Dataset entries:
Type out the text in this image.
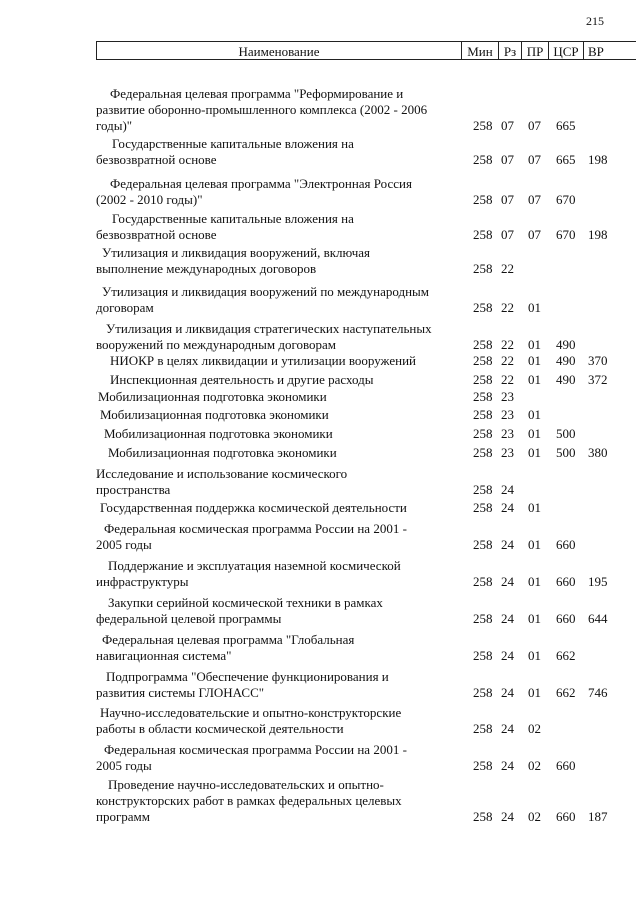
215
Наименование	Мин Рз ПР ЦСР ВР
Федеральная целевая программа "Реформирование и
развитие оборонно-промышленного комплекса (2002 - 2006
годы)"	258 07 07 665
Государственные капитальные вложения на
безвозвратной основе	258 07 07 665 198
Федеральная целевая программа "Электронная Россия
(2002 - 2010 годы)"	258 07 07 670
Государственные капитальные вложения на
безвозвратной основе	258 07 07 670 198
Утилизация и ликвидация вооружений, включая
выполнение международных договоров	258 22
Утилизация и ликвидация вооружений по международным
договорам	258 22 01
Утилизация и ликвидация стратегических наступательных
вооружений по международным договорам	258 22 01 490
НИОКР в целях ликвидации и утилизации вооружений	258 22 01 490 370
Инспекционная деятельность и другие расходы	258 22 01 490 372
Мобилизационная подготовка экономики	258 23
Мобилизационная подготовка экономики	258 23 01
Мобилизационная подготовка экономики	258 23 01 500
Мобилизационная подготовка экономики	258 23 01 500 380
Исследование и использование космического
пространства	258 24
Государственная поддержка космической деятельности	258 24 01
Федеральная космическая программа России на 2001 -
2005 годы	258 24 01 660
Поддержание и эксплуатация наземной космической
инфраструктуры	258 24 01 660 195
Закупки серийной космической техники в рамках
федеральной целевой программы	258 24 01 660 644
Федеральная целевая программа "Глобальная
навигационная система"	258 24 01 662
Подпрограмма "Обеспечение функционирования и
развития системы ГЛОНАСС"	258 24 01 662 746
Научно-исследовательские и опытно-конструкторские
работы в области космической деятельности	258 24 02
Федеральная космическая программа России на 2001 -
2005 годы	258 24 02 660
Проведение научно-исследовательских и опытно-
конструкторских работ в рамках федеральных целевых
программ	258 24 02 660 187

==

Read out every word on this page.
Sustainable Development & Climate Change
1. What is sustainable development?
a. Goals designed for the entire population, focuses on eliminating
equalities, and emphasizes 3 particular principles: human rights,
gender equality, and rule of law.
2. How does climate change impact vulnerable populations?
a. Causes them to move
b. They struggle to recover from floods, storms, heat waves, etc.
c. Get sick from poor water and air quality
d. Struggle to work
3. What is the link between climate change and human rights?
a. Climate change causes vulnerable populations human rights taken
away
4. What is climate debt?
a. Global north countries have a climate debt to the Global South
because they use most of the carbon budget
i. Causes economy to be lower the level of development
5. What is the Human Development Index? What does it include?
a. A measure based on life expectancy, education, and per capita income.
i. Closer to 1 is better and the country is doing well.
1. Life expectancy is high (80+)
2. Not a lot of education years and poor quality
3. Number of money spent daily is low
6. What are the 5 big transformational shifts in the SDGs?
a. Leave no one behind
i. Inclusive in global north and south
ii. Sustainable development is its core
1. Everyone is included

Task prompt:
In the listing above, find each line with the word "Утилизация" and copy it.

Response:
Утилизация и ликвидация вооружений, включая
Утилизация и ликвидация вооружений по международным
Утилизация и ликвидация стратегических наступательных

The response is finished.